(Figure collection entries)
┄┄┄┄┄┄┄┄┄┄
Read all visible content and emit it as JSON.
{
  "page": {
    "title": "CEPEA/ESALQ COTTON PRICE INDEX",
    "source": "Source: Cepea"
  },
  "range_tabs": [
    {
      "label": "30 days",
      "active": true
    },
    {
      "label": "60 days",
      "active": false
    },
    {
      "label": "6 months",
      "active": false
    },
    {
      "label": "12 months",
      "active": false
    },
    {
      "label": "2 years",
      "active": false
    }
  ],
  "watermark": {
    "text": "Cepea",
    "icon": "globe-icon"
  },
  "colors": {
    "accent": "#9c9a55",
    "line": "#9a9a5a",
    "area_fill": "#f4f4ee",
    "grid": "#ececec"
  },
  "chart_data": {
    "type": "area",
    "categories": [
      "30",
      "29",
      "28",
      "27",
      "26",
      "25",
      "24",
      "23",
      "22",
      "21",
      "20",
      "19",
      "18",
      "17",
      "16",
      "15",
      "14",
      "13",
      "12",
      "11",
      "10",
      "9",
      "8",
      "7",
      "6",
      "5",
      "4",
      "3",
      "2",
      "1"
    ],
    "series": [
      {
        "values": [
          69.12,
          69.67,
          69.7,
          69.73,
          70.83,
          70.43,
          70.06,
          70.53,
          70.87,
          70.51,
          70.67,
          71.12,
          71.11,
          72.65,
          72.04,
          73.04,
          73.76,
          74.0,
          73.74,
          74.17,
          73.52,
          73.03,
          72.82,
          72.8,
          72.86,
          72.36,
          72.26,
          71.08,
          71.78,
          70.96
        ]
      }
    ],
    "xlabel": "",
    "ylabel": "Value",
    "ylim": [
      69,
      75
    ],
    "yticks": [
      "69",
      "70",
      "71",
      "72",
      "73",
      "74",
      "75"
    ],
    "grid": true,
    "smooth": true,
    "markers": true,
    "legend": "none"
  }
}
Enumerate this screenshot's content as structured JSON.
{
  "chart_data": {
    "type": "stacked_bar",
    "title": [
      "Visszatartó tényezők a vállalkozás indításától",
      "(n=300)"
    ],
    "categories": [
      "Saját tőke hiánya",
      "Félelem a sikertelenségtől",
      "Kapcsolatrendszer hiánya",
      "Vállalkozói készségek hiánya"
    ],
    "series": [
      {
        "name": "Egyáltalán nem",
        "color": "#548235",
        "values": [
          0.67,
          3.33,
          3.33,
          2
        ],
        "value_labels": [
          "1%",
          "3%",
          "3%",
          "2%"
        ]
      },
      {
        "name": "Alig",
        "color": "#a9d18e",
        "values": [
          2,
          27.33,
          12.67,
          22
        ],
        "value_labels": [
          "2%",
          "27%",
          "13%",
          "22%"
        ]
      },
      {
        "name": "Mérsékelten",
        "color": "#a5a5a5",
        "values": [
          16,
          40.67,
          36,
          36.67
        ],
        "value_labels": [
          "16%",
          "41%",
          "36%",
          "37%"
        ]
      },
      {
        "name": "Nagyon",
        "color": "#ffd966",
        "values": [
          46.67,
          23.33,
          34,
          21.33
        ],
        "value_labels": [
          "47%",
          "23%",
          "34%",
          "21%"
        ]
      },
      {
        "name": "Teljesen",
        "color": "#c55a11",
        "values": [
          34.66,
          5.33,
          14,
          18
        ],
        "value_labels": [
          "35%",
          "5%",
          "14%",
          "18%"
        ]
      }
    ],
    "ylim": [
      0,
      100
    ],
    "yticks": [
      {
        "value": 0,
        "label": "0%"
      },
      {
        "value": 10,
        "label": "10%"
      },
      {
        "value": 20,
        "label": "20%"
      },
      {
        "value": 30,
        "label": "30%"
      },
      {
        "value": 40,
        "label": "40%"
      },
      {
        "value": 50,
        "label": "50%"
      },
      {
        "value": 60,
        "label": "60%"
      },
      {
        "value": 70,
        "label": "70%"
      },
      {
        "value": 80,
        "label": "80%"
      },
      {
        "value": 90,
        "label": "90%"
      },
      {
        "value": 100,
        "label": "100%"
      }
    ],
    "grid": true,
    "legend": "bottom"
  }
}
┄┄┄┄┄┄┄┄┄┄
* Exercise goal:
Write out the entries above once more, without altering anything.

* Solution to this task:
Read all visible content and emit it as JSON.
{
  "page": {
    "title": "CEPEA/ESALQ COTTON PRICE INDEX",
    "source": "Source: Cepea"
  },
  "range_tabs": [
    {
      "label": "30 days",
      "active": true
    },
    {
      "label": "60 days",
      "active": false
    },
    {
      "label": "6 months",
      "active": false
    },
    {
      "label": "12 months",
      "active": false
    },
    {
      "label": "2 years",
      "active": false
    }
  ],
  "watermark": {
    "text": "Cepea",
    "icon": "globe-icon"
  },
  "colors": {
    "accent": "#9c9a55",
    "line": "#9a9a5a",
    "area_fill": "#f4f4ee",
    "grid": "#ececec"
  },
  "chart_data": {
    "type": "area",
    "categories": [
      "30",
      "29",
      "28",
      "27",
      "26",
      "25",
      "24",
      "23",
      "22",
      "21",
      "20",
      "19",
      "18",
      "17",
      "16",
      "15",
      "14",
      "13",
      "12",
      "11",
      "10",
      "9",
      "8",
      "7",
      "6",
      "5",
      "4",
      "3",
      "2",
      "1"
    ],
    "series": [
      {
        "values": [
          69.12,
          69.67,
          69.7,
          69.73,
          70.83,
          70.43,
          70.06,
          70.53,
          70.87,
          70.51,
          70.67,
          71.12,
          71.11,
          72.65,
          72.04,
          73.04,
          73.76,
          74.0,
          73.74,
          74.17,
          73.52,
          73.03,
          72.82,
          72.8,
          72.86,
          72.36,
          72.26,
          71.08,
          71.78,
          70.96
        ]
      }
    ],
    "xlabel": "",
    "ylabel": "Value",
    "ylim": [
      69,
      75
    ],
    "yticks": [
      "69",
      "70",
      "71",
      "72",
      "73",
      "74",
      "75"
    ],
    "grid": true,
    "smooth": true,
    "markers": true,
    "legend": "none"
  }
}
Enumerate this screenshot's content as structured JSON.
{
  "chart_data": {
    "type": "stacked_bar",
    "title": [
      "Visszatartó tényezők a vállalkozás indításától",
      "(n=300)"
    ],
    "categories": [
      "Saját tőke hiánya",
      "Félelem a sikertelenségtől",
      "Kapcsolatrendszer hiánya",
      "Vállalkozói készségek hiánya"
    ],
    "series": [
      {
        "name": "Egyáltalán nem",
        "color": "#548235",
        "values": [
          0.67,
          3.33,
          3.33,
          2
        ],
        "value_labels": [
          "1%",
          "3%",
          "3%",
          "2%"
        ]
      },
      {
        "name": "Alig",
        "color": "#a9d18e",
        "values": [
          2,
          27.33,
          12.67,
          22
        ],
        "value_labels": [
          "2%",
          "27%",
          "13%",
          "22%"
        ]
      },
      {
        "name": "Mérsékelten",
        "color": "#a5a5a5",
        "values": [
          16,
          40.67,
          36,
          36.67
        ],
        "value_labels": [
          "16%",
          "41%",
          "36%",
          "37%"
        ]
      },
      {
        "name": "Nagyon",
        "color": "#ffd966",
        "values": [
          46.67,
          23.33,
          34,
          21.33
        ],
        "value_labels": [
          "47%",
          "23%",
          "34%",
          "21%"
        ]
      },
      {
        "name": "Teljesen",
        "color": "#c55a11",
        "values": [
          34.66,
          5.33,
          14,
          18
        ],
        "value_labels": [
          "35%",
          "5%",
          "14%",
          "18%"
        ]
      }
    ],
    "ylim": [
      0,
      100
    ],
    "yticks": [
      {
        "value": 0,
        "label": "0%"
      },
      {
        "value": 10,
        "label": "10%"
      },
      {
        "value": 20,
        "label": "20%"
      },
      {
        "value": 30,
        "label": "30%"
      },
      {
        "value": 40,
        "label": "40%"
      },
      {
        "value": 50,
        "label": "50%"
      },
      {
        "value": 60,
        "label": "60%"
      },
      {
        "value": 70,
        "label": "70%"
      },
      {
        "value": 80,
        "label": "80%"
      },
      {
        "value": 90,
        "label": "90%"
      },
      {
        "value": 100,
        "label": "100%"
      }
    ],
    "grid": true,
    "legend": "bottom"
  }
}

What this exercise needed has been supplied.